> **WRITTEN EXERCISE**: Turn every line of the records into one numbered list, dropping any blank lines.

> **WORKING DATA**:
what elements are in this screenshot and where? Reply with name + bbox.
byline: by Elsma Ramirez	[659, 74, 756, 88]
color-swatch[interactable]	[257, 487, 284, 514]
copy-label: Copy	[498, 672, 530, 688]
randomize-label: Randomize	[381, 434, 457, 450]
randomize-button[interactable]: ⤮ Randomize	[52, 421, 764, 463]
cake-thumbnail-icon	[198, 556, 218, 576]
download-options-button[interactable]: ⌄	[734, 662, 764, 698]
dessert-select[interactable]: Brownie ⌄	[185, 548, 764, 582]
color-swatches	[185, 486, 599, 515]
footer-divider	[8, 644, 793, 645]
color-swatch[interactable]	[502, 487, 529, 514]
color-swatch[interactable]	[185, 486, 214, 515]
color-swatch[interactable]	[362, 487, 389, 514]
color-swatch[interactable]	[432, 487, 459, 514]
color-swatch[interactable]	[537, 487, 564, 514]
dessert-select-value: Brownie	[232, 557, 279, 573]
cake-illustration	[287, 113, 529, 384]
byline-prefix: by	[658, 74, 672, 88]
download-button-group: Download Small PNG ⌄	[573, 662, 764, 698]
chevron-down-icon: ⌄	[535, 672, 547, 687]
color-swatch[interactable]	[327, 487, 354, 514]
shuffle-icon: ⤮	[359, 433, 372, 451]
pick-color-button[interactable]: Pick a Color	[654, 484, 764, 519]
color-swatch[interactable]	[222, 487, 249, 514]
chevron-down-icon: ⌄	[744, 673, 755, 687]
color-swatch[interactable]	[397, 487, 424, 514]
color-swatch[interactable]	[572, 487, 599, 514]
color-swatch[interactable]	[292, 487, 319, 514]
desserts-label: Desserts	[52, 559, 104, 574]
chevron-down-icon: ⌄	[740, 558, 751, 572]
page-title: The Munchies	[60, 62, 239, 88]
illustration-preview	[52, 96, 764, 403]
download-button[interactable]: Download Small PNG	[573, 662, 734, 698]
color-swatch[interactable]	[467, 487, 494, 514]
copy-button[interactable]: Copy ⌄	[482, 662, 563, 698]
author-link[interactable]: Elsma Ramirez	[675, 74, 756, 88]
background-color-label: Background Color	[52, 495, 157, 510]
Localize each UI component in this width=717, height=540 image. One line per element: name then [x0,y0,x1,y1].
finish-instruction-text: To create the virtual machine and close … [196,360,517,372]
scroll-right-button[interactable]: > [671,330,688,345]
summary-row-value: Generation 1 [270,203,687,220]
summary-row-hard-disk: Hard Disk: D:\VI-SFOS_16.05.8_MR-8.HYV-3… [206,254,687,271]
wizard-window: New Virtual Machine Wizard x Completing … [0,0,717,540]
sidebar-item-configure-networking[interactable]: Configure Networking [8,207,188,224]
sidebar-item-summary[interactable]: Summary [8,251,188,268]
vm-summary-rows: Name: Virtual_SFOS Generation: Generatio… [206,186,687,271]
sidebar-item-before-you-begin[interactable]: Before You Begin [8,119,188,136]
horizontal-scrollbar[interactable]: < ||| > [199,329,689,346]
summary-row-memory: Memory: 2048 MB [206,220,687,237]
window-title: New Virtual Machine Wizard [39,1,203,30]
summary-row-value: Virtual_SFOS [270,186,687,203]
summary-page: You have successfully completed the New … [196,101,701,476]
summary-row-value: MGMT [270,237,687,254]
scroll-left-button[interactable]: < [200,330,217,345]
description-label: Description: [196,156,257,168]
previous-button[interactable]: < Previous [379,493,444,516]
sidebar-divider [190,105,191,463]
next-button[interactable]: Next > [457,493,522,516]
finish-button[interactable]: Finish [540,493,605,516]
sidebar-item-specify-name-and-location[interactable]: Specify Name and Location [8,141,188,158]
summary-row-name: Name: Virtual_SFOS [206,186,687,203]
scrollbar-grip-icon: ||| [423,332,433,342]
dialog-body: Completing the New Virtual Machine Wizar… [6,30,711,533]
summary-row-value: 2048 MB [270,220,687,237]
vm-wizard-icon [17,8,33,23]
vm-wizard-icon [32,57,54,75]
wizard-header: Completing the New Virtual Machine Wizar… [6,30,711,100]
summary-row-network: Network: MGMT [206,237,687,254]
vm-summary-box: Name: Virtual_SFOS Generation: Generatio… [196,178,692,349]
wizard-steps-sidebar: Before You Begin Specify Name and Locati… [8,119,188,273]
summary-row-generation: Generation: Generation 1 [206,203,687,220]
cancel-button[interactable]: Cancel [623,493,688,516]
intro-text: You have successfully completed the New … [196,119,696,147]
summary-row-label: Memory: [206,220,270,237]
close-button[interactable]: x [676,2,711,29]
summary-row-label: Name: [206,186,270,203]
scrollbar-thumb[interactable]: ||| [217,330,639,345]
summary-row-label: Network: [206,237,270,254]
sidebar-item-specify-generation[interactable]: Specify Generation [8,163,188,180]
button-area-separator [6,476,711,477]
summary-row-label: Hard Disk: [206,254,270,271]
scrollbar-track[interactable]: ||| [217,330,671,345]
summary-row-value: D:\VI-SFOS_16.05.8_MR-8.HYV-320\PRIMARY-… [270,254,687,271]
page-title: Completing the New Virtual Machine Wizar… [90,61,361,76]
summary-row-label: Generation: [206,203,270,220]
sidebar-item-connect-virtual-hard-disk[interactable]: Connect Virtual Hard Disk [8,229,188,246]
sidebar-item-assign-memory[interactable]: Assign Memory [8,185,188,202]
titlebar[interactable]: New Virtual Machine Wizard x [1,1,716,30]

> **COMPLETED EXERCISE**:
1. what elements are in this screenshot and where? Reply with name + bbox.
2. byline: by Elsma Ramirez	[659, 74, 756, 88]
3. color-swatch[interactable]	[257, 487, 284, 514]
4. copy-label: Copy	[498, 672, 530, 688]
5. randomize-label: Randomize	[381, 434, 457, 450]
6. randomize-button[interactable]: ⤮ Randomize	[52, 421, 764, 463]
7. cake-thumbnail-icon	[198, 556, 218, 576]
8. download-options-button[interactable]: ⌄	[734, 662, 764, 698]
9. dessert-select[interactable]: Brownie ⌄	[185, 548, 764, 582]
10. color-swatches	[185, 486, 599, 515]
11. footer-divider	[8, 644, 793, 645]
12. color-swatch[interactable]	[502, 487, 529, 514]
13. color-swatch[interactable]	[185, 486, 214, 515]
14. color-swatch[interactable]	[362, 487, 389, 514]
15. color-swatch[interactable]	[432, 487, 459, 514]
16. color-swatch[interactable]	[537, 487, 564, 514]
17. dessert-select-value: Brownie	[232, 557, 279, 573]
18. cake-illustration	[287, 113, 529, 384]
19. byline-prefix: by	[658, 74, 672, 88]
20. download-button-group: Download Small PNG ⌄	[573, 662, 764, 698]
21. chevron-down-icon: ⌄	[535, 672, 547, 687]
22. color-swatch[interactable]	[327, 487, 354, 514]
23. shuffle-icon: ⤮	[359, 433, 372, 451]
24. pick-color-button[interactable]: Pick a Color	[654, 484, 764, 519]
25. color-swatch[interactable]	[222, 487, 249, 514]
26. chevron-down-icon: ⌄	[744, 673, 755, 687]
27. color-swatch[interactable]	[397, 487, 424, 514]
28. color-swatch[interactable]	[572, 487, 599, 514]
29. color-swatch[interactable]	[292, 487, 319, 514]
30. desserts-label: Desserts	[52, 559, 104, 574]
31. chevron-down-icon: ⌄	[740, 558, 751, 572]
32. page-title: The Munchies	[60, 62, 239, 88]
33. illustration-preview	[52, 96, 764, 403]
34. download-button[interactable]: Download Small PNG	[573, 662, 734, 698]
35. color-swatch[interactable]	[467, 487, 494, 514]
36. copy-button[interactable]: Copy ⌄	[482, 662, 563, 698]
37. author-link[interactable]: Elsma Ramirez	[675, 74, 756, 88]
38. background-color-label: Background Color	[52, 495, 157, 510]
39. Localize each UI component in this width=717, height=540 image. One line per element: name then [x0,y0,x1,y1].
40. finish-instruction-text: To create the virtual machine and close … [196,360,517,372]
41. scroll-right-button[interactable]: > [671,330,688,345]
42. summary-row-value: Generation 1 [270,203,687,220]
43. summary-row-hard-disk: Hard Disk: D:\VI-SFOS_16.05.8_MR-8.HYV-3… [206,254,687,271]
44. wizard-window: New Virtual Machine Wizard x Completing … [0,0,717,540]
45. sidebar-item-configure-networking[interactable]: Configure Networking [8,207,188,224]
46. sidebar-item-summary[interactable]: Summary [8,251,188,268]
47. vm-summary-rows: Name: Virtual_SFOS Generation: Generatio… [206,186,687,271]
48. sidebar-item-before-you-begin[interactable]: Before You Begin [8,119,188,136]
49. horizontal-scrollbar[interactable]: < ||| > [199,329,689,346]
50. summary-row-memory: Memory: 2048 MB [206,220,687,237]
51. window-title: New Virtual Machine Wizard [39,1,203,30]
52. summary-row-value: Virtual_SFOS [270,186,687,203]
53. summary-page: You have successfully completed the New … [196,101,701,476]
54. summary-row-value: MGMT [270,237,687,254]
55. scroll-left-button[interactable]: < [200,330,217,345]
56. description-label: Description: [196,156,257,168]
57. previous-button[interactable]: < Previous [379,493,444,516]
58. sidebar-divider [190,105,191,463]
59. next-button[interactable]: Next > [457,493,522,516]
60. finish-button[interactable]: Finish [540,493,605,516]
61. sidebar-item-specify-name-and-location[interactable]: Specify Name and Location [8,141,188,158]
62. summary-row-name: Name: Virtual_SFOS [206,186,687,203]
63. scrollbar-grip-icon: ||| [423,332,433,342]
64. dialog-body: Completing the New Virtual Machine Wizar… [6,30,711,533]
65. summary-row-value: 2048 MB [270,220,687,237]
66. vm-wizard-icon [17,8,33,23]
67. vm-wizard-icon [32,57,54,75]
68. wizard-header: Completing the New Virtual Machine Wizar… [6,30,711,100]
69. summary-row-network: Network: MGMT [206,237,687,254]
70. vm-summary-box: Name: Virtual_SFOS Generation: Generatio… [196,178,692,349]
71. wizard-steps-sidebar: Before You Begin Specify Name and Locati… [8,119,188,273]
72. summary-row-generation: Generation: Generation 1 [206,203,687,220]
73. cancel-button[interactable]: Cancel [623,493,688,516]
74. intro-text: You have successfully completed the New … [196,119,696,147]
75. summary-row-label: Memory: [206,220,270,237]
76. close-button[interactable]: x [676,2,711,29]
77. summary-row-label: Name: [206,186,270,203]
78. scrollbar-thumb[interactable]: ||| [217,330,639,345]
79. summary-row-label: Network: [206,237,270,254]
80. sidebar-item-specify-generation[interactable]: Specify Generation [8,163,188,180]
81. button-area-separator [6,476,711,477]
82. summary-row-label: Hard Disk: [206,254,270,271]
83. scrollbar-track[interactable]: ||| [217,330,671,345]
84. summary-row-value: D:\VI-SFOS_16.05.8_MR-8.HYV-320\PRIMARY-… [270,254,687,271]
85. page-title: Completing the New Virtual Machine Wizar… [90,61,361,76]
86. summary-row-label: Generation: [206,203,270,220]
87. sidebar-item-connect-virtual-hard-disk[interactable]: Connect Virtual Hard Disk [8,229,188,246]
88. sidebar-item-assign-memory[interactable]: Assign Memory [8,185,188,202]
89. titlebar[interactable]: New Virtual Machine Wizard x [1,1,716,30]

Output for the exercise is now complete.